▶ **SHORT PROBLEM**: Each line below either holds the string "ensemble" or doesn't. Count those that do and give only the number.

▶ **EXTRACTED ENTRIES**:
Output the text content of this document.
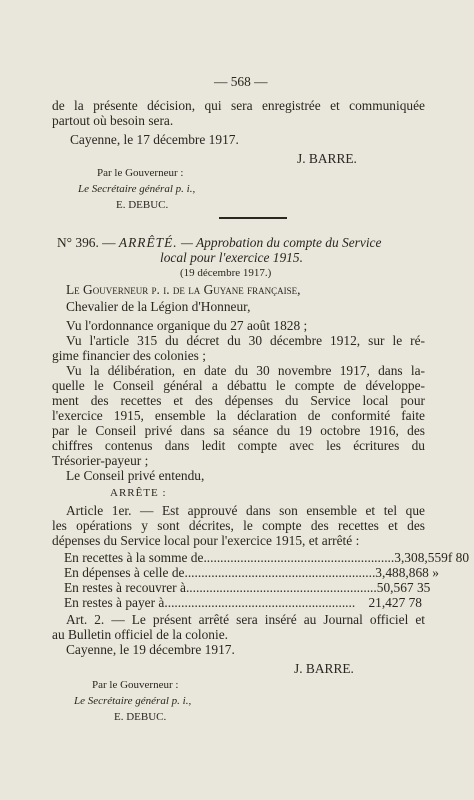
— 568 —
de la présente décision, qui sera enregistrée et communiquée
partout où besoin sera.
Cayenne, le 17 décembre 1917.
J. BARRE.
Par le Gouverneur :
Le Secrétaire général p. i.,
E. DEBUC.
N° 396. — ARRÊTÉ. — Approbation du compte du Service
local pour l'exercice 1915.
(19 décembre 1917.)
Le Gouverneur p. i. de la Guyane française,
Chevalier de la Légion d'Honneur,
Vu l'ordonnance organique du 27 août 1828 ;
Vu l'article 315 du décret du 30 décembre 1912, sur le ré-
gime financier des colonies ;
Vu la délibération, en date du 30 novembre 1917, dans la-
quelle le Conseil général a débattu le compte de développe-
ment des recettes et des dépenses du Service local pour
l'exercice 1915, ensemble la déclaration de conformité faite
par le Conseil privé dans sa séance du 19 octobre 1916, des
chiffres contenus dans ledit compte avec les écritures du
Trésorier-payeur ;
Le Conseil privé entendu,
ARRÊTE :
Article 1er. — Est approuvé dans son ensemble et tel que
les opérations y sont décrites, le compte des recettes et des
dépenses du Service local pour l'exercice 1915, et arrêté :
En recettes à la somme de ......................................................... 3,308,559f 80
En dépenses à celle de ......................................................... 3,488,868 »
En restes à recouvrer à ......................................................... 50,567 35
En restes à payer à ......................................................... 21,427 78
Art. 2. — Le présent arrêté sera inséré au Journal officiel et
au Bulletin officiel de la colonie.
Cayenne, le 19 décembre 1917.
J. BARRE.
Par le Gouverneur :
Le Secrétaire général p. i.,
E. DEBUC.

▶ **WRITTEN ANSWER**: 2